> **What you will do**
Write out the listing below again, precisely as it is given.

## start

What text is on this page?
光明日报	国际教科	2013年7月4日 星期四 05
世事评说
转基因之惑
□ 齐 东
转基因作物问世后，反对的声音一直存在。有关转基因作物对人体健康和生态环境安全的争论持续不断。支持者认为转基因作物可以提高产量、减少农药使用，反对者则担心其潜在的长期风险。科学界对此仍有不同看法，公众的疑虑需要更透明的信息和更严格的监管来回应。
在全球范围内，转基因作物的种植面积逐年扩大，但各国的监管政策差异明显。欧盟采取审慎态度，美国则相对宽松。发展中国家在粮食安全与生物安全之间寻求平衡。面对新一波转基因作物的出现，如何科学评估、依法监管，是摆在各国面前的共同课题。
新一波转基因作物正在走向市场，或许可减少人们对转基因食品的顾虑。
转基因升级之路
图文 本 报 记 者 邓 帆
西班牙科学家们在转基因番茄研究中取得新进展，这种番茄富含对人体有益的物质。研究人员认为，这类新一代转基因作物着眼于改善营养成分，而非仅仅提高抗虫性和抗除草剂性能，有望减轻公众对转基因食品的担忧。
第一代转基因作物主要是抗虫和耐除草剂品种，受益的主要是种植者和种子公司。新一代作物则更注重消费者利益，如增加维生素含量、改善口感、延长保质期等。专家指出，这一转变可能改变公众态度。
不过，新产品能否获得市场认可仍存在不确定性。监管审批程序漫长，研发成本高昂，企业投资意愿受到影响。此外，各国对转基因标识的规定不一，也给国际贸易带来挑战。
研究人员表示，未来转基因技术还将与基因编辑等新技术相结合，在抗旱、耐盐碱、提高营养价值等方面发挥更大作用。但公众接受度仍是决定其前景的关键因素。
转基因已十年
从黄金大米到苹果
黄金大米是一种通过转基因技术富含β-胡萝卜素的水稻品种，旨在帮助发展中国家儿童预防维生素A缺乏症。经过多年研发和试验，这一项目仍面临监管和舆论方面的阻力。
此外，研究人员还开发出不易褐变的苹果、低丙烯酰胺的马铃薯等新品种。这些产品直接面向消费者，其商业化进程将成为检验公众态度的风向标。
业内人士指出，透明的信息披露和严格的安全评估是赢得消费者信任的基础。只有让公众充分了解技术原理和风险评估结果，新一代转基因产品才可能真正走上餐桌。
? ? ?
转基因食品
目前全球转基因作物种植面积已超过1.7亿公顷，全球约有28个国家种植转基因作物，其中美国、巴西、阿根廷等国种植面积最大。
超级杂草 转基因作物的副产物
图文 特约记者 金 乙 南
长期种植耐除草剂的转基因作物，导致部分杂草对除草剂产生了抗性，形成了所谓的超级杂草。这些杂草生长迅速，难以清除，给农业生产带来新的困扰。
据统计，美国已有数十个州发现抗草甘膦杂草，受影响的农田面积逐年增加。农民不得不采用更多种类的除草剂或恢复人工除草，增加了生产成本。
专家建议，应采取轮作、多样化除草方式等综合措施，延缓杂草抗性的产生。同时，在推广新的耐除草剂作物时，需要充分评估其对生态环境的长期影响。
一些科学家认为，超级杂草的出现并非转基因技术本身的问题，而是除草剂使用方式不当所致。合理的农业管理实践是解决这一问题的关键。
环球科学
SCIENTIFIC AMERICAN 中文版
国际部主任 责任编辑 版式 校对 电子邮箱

## end

> **Correct result**
What text is on this page?
光明日报	国际教科	2013年7月4日 星期四 05
世事评说
转基因之惑
□ 齐 东
转基因作物问世后，反对的声音一直存在。有关转基因作物对人体健康和生态环境安全的争论持续不断。支持者认为转基因作物可以提高产量、减少农药使用，反对者则担心其潜在的长期风险。科学界对此仍有不同看法，公众的疑虑需要更透明的信息和更严格的监管来回应。
在全球范围内，转基因作物的种植面积逐年扩大，但各国的监管政策差异明显。欧盟采取审慎态度，美国则相对宽松。发展中国家在粮食安全与生物安全之间寻求平衡。面对新一波转基因作物的出现，如何科学评估、依法监管，是摆在各国面前的共同课题。
新一波转基因作物正在走向市场，或许可减少人们对转基因食品的顾虑。
转基因升级之路
图文 本 报 记 者 邓 帆
西班牙科学家们在转基因番茄研究中取得新进展，这种番茄富含对人体有益的物质。研究人员认为，这类新一代转基因作物着眼于改善营养成分，而非仅仅提高抗虫性和抗除草剂性能，有望减轻公众对转基因食品的担忧。
第一代转基因作物主要是抗虫和耐除草剂品种，受益的主要是种植者和种子公司。新一代作物则更注重消费者利益，如增加维生素含量、改善口感、延长保质期等。专家指出，这一转变可能改变公众态度。
不过，新产品能否获得市场认可仍存在不确定性。监管审批程序漫长，研发成本高昂，企业投资意愿受到影响。此外，各国对转基因标识的规定不一，也给国际贸易带来挑战。
研究人员表示，未来转基因技术还将与基因编辑等新技术相结合，在抗旱、耐盐碱、提高营养价值等方面发挥更大作用。但公众接受度仍是决定其前景的关键因素。
转基因已十年
从黄金大米到苹果
黄金大米是一种通过转基因技术富含β-胡萝卜素的水稻品种，旨在帮助发展中国家儿童预防维生素A缺乏症。经过多年研发和试验，这一项目仍面临监管和舆论方面的阻力。
此外，研究人员还开发出不易褐变的苹果、低丙烯酰胺的马铃薯等新品种。这些产品直接面向消费者，其商业化进程将成为检验公众态度的风向标。
业内人士指出，透明的信息披露和严格的安全评估是赢得消费者信任的基础。只有让公众充分了解技术原理和风险评估结果，新一代转基因产品才可能真正走上餐桌。
? ? ?
转基因食品
目前全球转基因作物种植面积已超过1.7亿公顷，全球约有28个国家种植转基因作物，其中美国、巴西、阿根廷等国种植面积最大。
超级杂草 转基因作物的副产物
图文 特约记者 金 乙 南
长期种植耐除草剂的转基因作物，导致部分杂草对除草剂产生了抗性，形成了所谓的超级杂草。这些杂草生长迅速，难以清除，给农业生产带来新的困扰。
据统计，美国已有数十个州发现抗草甘膦杂草，受影响的农田面积逐年增加。农民不得不采用更多种类的除草剂或恢复人工除草，增加了生产成本。
专家建议，应采取轮作、多样化除草方式等综合措施，延缓杂草抗性的产生。同时，在推广新的耐除草剂作物时，需要充分评估其对生态环境的长期影响。
一些科学家认为，超级杂草的出现并非转基因技术本身的问题，而是除草剂使用方式不当所致。合理的农业管理实践是解决这一问题的关键。
环球科学
SCIENTIFIC AMERICAN 中文版
国际部主任 责任编辑 版式 校对 电子邮箱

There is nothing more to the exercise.